The exercise | Where the word "menjatuhkan" occurs in a line, return that line.

[Start of Records]

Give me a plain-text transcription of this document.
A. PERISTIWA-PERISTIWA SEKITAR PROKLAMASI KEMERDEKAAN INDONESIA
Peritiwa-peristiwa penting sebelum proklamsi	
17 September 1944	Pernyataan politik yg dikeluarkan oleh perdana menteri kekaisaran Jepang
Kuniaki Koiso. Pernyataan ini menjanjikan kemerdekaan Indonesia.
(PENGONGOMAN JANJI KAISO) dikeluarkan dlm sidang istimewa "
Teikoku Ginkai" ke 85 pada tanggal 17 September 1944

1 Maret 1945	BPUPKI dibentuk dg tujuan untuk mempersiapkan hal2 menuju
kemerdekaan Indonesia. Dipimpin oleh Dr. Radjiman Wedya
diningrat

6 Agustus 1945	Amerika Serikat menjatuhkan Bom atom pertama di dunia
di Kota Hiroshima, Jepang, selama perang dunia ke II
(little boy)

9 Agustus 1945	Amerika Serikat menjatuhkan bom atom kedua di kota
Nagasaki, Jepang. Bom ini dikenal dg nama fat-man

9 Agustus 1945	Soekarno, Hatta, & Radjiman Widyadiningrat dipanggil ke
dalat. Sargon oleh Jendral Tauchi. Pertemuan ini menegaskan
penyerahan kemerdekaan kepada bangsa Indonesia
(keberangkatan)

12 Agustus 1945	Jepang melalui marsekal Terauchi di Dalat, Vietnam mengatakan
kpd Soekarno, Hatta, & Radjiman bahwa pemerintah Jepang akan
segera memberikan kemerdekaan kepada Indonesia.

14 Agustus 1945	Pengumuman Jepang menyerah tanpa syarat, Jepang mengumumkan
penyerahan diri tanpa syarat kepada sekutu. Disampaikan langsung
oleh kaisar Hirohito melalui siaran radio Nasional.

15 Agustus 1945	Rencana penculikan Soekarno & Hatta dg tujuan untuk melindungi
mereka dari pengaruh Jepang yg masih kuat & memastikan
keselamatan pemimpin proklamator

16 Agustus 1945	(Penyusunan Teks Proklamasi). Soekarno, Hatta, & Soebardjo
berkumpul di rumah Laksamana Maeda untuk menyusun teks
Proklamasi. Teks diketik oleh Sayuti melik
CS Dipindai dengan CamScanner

[End of Records]

Correct answer |
6 Agustus 1945	Amerika Serikat menjatuhkan Bom atom pertama di dunia
9 Agustus 1945	Amerika Serikat menjatuhkan bom atom kedua di kota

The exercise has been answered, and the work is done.